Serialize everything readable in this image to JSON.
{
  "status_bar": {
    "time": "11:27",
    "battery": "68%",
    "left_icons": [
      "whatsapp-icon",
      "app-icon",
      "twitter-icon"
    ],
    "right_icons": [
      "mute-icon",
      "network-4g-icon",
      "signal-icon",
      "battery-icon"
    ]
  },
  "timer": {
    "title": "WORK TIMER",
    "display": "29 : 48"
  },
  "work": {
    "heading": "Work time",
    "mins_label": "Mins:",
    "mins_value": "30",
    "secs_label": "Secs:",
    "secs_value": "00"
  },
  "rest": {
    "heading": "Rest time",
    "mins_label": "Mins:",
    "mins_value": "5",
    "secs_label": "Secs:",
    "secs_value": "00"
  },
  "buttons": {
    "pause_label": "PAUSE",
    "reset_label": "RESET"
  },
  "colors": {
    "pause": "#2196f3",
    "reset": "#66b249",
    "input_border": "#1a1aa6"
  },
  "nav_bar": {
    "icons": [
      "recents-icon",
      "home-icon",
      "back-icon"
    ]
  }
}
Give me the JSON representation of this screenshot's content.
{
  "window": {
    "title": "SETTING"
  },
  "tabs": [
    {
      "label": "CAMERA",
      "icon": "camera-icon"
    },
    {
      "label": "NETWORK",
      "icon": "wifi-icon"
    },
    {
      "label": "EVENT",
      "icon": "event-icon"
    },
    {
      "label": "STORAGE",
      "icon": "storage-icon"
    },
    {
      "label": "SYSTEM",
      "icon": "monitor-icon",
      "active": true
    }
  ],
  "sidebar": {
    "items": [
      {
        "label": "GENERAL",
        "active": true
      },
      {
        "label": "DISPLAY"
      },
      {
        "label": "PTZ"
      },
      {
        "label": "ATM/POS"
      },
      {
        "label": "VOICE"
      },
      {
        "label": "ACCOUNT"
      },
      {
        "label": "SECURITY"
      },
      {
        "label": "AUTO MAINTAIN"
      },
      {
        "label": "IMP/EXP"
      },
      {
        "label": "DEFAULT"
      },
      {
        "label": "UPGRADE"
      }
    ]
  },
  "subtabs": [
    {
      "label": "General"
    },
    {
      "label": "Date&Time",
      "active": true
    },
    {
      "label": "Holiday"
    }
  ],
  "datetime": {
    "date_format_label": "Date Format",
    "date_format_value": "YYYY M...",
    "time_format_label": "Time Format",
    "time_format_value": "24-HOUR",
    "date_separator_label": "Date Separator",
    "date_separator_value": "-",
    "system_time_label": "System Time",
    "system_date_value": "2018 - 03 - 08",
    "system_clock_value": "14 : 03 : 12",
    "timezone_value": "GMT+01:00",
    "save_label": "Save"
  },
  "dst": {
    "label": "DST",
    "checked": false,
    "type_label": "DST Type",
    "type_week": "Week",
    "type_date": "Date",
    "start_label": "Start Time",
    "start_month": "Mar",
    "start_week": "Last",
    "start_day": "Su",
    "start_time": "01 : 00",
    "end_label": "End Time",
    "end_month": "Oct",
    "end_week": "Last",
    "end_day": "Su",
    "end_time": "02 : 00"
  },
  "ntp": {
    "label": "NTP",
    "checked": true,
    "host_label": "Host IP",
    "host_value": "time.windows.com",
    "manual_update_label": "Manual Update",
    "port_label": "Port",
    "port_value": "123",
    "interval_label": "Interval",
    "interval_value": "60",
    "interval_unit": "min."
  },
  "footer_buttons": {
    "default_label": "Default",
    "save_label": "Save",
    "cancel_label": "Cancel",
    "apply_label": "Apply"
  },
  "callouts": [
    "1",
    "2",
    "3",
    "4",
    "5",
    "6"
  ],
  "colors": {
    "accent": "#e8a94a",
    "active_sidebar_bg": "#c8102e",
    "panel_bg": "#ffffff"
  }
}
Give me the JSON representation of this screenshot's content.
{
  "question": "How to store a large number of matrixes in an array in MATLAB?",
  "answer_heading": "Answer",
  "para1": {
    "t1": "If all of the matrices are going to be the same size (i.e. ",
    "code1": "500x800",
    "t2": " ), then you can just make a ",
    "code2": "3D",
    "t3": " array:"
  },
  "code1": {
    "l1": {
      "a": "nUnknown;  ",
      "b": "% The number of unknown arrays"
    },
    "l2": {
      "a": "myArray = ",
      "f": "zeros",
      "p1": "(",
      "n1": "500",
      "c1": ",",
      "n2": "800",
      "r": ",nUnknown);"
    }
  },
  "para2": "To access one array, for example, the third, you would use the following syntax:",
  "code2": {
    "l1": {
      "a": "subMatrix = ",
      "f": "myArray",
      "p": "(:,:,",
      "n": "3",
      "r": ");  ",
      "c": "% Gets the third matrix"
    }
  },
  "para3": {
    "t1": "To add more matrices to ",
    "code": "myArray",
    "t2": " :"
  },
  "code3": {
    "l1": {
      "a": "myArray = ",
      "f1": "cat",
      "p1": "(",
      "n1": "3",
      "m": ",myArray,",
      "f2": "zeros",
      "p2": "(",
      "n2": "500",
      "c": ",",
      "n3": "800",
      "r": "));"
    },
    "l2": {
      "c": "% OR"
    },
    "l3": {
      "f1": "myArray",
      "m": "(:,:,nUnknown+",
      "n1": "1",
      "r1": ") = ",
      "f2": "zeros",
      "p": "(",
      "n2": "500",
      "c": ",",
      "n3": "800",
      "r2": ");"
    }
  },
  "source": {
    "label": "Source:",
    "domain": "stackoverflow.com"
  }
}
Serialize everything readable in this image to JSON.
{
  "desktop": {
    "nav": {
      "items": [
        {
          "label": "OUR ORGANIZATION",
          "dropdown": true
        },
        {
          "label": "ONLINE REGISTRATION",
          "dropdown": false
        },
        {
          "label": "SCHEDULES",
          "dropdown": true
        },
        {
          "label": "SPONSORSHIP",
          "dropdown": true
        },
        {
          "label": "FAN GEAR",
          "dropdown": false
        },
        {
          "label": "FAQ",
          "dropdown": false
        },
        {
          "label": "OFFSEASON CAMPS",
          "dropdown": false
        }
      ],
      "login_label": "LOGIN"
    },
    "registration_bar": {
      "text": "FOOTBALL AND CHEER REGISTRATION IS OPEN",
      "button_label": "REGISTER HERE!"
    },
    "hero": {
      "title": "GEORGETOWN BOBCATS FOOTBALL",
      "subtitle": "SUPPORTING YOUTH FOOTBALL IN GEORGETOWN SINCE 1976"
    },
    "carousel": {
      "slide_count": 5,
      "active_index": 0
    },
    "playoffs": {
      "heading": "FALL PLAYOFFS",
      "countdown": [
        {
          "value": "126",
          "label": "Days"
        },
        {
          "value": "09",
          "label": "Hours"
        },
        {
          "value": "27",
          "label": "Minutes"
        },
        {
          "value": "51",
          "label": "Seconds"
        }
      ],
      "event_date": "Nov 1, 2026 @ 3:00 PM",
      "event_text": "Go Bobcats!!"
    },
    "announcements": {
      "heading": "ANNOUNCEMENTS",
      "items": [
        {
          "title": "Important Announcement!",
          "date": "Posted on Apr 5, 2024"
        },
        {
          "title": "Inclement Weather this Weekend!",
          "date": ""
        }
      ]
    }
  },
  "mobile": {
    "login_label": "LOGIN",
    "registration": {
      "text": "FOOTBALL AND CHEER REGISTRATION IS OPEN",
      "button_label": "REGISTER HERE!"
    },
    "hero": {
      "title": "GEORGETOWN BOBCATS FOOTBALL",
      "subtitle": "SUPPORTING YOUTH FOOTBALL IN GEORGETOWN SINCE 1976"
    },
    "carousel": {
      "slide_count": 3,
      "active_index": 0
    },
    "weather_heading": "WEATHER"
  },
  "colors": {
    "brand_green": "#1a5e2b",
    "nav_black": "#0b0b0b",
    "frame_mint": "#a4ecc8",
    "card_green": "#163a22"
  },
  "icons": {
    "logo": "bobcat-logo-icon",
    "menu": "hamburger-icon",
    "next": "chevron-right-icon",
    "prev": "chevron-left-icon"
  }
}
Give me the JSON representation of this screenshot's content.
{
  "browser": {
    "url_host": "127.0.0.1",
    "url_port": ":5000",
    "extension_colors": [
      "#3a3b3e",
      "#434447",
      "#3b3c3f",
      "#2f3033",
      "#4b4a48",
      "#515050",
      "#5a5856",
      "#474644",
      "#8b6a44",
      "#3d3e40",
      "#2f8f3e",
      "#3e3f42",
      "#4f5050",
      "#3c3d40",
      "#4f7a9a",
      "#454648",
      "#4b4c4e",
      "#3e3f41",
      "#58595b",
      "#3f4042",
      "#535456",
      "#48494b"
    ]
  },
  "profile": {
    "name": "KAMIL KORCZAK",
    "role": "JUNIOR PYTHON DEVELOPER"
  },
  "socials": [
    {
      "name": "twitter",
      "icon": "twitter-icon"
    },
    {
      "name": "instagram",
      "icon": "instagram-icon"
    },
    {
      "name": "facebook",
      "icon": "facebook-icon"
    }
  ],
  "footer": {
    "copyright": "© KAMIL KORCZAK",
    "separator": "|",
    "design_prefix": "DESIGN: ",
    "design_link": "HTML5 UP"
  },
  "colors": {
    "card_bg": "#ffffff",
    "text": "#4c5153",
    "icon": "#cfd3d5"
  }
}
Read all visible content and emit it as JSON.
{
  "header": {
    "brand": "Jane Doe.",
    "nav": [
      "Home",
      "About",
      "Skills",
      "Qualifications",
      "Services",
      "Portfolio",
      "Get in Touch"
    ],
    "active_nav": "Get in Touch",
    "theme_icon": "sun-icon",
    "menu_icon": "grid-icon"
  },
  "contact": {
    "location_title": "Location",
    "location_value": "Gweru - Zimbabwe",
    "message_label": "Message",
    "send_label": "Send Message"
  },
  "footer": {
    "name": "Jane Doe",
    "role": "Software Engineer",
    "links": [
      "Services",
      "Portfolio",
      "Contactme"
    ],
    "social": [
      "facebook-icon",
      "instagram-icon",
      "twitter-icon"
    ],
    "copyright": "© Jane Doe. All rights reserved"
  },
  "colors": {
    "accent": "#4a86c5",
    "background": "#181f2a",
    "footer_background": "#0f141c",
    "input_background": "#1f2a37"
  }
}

Task requirements
Show all lines in the entries above where the string "chevron" appears.

Result
    "next": "chevron-right-icon",
    "prev": "chevron-left-icon"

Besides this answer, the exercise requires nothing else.